Given instruction:
Where a line contains the word "title", copy that line in full.

Entries from a dataset:
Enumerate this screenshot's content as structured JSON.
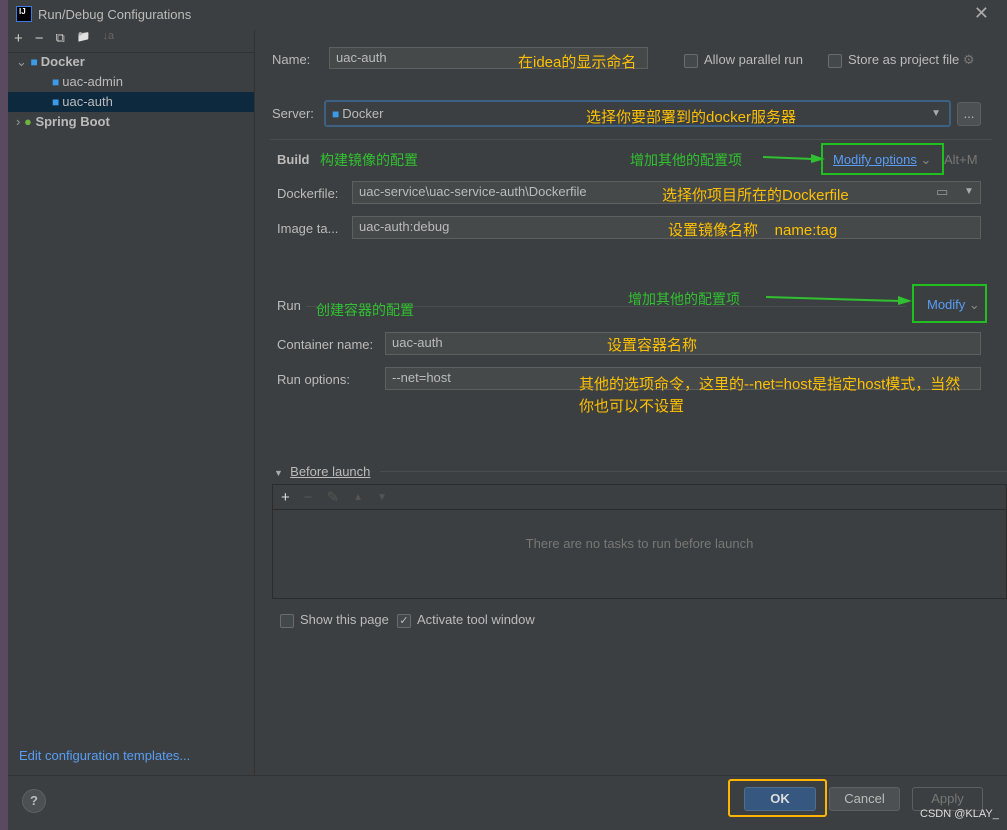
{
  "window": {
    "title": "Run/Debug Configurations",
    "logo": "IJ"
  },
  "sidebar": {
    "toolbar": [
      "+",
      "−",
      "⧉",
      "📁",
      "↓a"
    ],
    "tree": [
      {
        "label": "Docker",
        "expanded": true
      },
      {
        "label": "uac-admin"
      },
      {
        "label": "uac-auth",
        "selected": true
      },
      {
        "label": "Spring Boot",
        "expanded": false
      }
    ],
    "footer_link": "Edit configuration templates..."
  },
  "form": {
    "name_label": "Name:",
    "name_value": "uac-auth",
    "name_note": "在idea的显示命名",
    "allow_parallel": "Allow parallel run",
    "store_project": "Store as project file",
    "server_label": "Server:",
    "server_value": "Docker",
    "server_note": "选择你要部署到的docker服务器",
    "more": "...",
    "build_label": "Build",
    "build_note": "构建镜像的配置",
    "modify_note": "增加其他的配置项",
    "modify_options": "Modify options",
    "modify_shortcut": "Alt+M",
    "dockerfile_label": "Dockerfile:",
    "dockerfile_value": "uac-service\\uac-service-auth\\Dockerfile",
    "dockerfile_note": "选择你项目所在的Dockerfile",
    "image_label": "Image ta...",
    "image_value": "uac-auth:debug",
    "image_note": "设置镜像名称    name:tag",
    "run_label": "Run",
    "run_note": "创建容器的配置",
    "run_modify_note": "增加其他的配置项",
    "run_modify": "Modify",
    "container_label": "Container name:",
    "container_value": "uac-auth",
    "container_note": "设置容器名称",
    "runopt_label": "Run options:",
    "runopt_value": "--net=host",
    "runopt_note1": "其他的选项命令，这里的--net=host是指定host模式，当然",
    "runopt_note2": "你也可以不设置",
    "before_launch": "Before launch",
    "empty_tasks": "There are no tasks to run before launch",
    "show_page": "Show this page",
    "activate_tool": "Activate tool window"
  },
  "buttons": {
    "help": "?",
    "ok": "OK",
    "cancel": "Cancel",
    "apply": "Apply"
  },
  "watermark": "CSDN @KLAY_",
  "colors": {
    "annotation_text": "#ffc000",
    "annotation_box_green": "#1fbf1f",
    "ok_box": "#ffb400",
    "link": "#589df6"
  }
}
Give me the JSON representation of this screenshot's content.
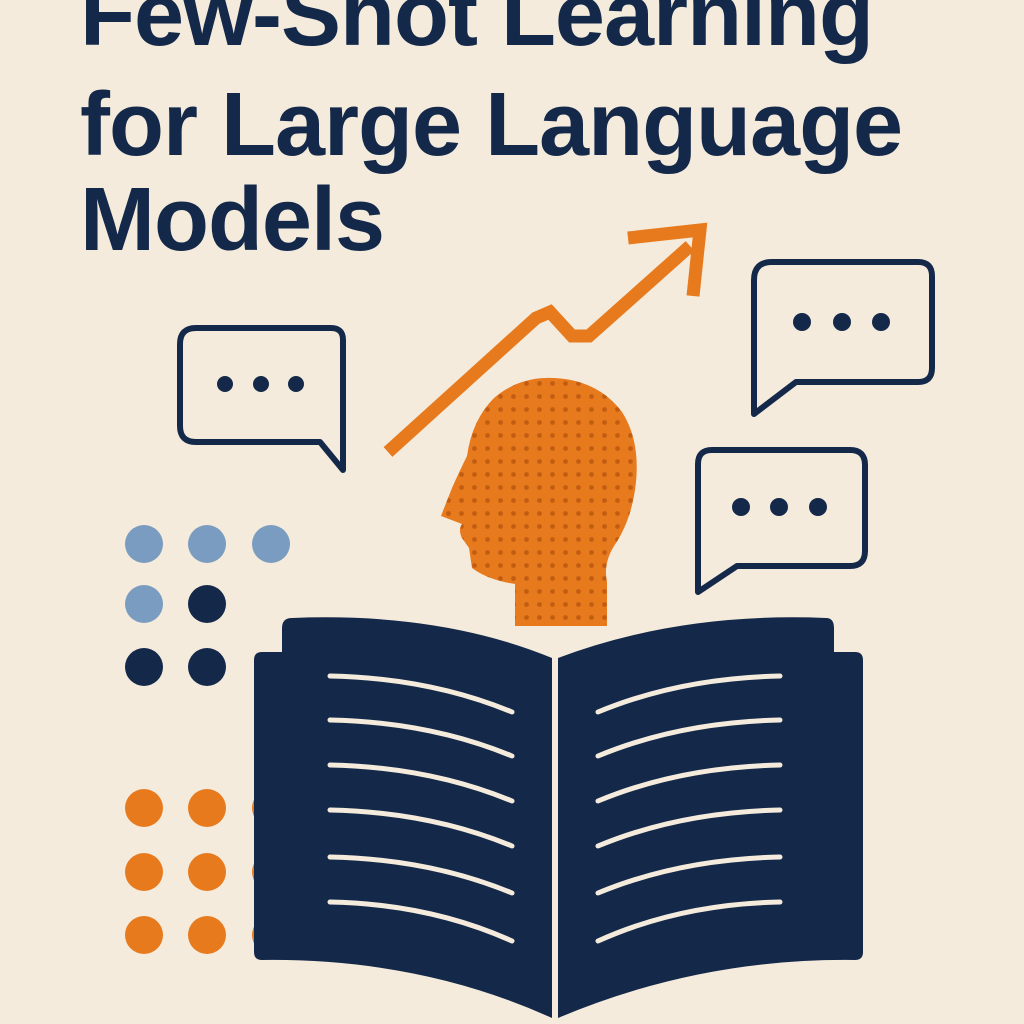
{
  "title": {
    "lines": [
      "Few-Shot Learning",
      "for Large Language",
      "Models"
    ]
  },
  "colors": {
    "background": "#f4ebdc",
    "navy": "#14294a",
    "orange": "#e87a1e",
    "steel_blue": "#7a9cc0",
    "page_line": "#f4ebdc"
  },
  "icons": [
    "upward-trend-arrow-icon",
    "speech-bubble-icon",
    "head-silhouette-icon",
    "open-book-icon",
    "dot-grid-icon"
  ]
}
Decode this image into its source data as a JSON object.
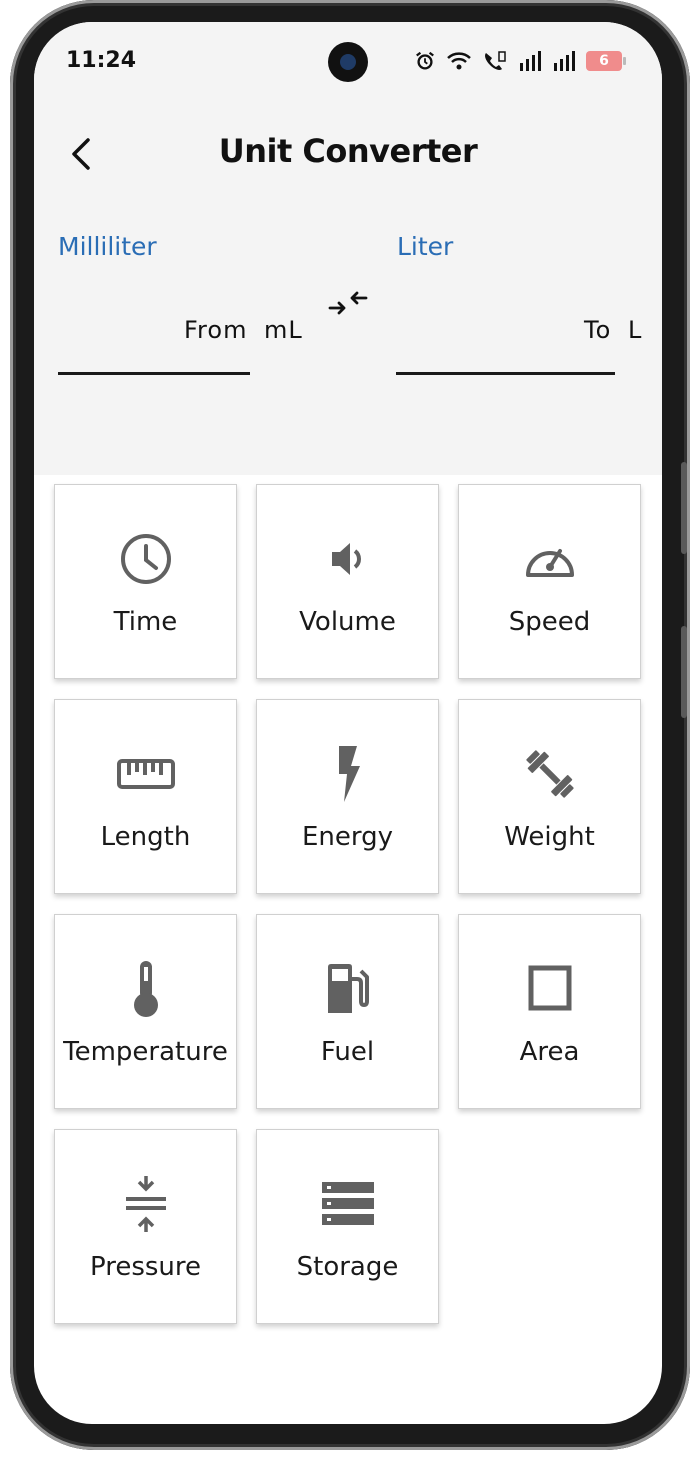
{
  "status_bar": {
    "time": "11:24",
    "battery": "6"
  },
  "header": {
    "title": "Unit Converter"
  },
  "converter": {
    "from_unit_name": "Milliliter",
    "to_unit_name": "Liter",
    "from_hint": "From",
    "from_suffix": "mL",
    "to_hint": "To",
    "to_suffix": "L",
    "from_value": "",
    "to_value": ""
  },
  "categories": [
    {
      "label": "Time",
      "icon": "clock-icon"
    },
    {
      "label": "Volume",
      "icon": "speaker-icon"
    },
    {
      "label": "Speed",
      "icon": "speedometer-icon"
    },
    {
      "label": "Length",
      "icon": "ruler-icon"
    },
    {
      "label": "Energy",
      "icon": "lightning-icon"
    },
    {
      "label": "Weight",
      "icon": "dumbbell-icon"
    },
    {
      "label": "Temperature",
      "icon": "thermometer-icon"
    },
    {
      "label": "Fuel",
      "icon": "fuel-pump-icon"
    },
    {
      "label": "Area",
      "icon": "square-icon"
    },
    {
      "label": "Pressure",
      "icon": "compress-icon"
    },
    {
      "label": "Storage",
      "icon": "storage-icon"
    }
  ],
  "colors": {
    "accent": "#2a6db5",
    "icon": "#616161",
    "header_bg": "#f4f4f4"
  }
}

Task solution:
    "title": "Run/Debug Configurations",
  "title": {
    "title": "Unit Converter"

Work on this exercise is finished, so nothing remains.